── DATA LISTING
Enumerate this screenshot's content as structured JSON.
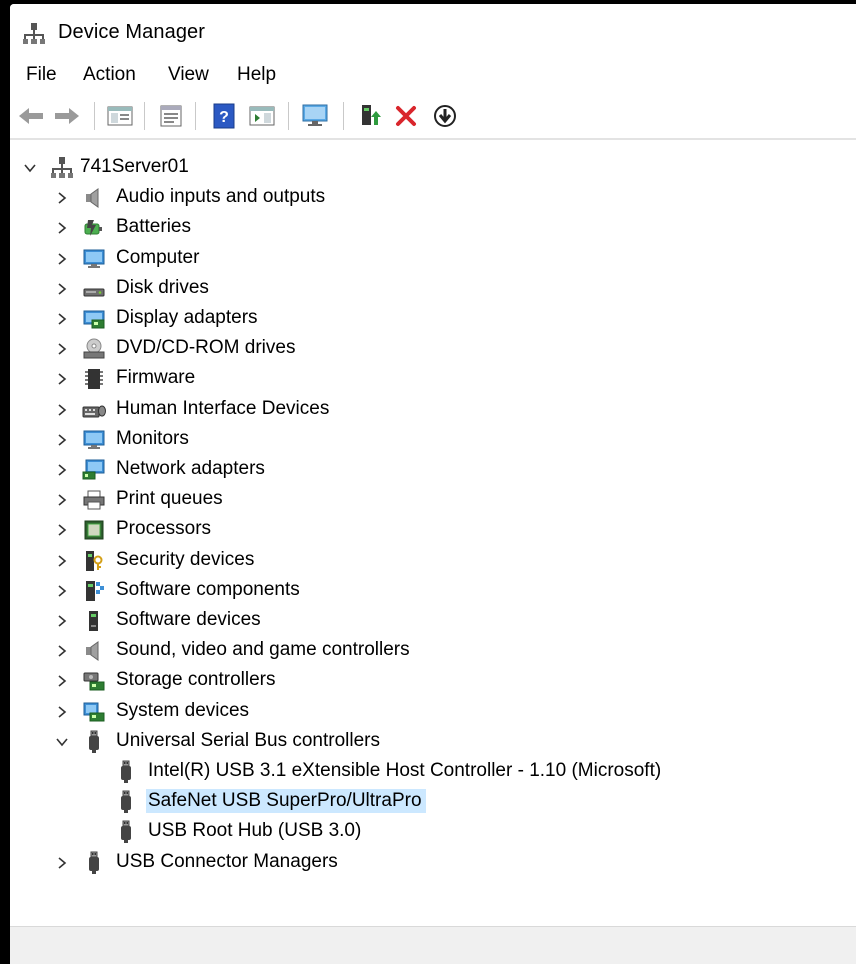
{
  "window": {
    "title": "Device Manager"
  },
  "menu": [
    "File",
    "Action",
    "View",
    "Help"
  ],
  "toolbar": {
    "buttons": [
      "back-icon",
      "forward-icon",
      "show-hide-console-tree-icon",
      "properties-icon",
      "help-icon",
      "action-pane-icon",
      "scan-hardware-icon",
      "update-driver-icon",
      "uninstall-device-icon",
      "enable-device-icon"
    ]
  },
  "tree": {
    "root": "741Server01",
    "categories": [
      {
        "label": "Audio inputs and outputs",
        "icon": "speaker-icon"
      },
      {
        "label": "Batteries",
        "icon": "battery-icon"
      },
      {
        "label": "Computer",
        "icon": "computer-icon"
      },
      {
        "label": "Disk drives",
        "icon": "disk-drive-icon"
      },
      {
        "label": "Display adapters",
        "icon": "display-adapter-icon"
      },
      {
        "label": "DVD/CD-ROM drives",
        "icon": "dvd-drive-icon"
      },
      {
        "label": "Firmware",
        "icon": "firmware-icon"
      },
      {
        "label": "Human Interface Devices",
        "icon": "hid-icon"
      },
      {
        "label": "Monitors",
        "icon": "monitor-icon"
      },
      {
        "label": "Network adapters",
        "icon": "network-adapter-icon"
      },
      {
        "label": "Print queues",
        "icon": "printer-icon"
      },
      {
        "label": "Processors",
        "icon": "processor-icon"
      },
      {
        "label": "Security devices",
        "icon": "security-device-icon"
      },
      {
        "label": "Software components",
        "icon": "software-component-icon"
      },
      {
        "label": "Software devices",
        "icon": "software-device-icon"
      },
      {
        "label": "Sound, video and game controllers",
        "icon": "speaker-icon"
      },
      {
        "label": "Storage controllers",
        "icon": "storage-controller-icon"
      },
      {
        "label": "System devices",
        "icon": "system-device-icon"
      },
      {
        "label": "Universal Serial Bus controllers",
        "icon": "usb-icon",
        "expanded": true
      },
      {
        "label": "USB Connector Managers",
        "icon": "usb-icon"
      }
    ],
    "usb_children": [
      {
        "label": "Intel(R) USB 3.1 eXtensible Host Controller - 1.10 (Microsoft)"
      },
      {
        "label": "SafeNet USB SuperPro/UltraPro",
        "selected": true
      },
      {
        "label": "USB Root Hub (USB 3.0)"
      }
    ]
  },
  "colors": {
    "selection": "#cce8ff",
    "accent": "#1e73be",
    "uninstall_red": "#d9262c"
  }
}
────
# WHAT IS NEEDED:
Identify each line holding the string "controllers", and copy it out.

# WRITTEN ANSWER:
        "label": "Sound, video and game controllers",
        "label": "Storage controllers",
        "label": "Universal Serial Bus controllers",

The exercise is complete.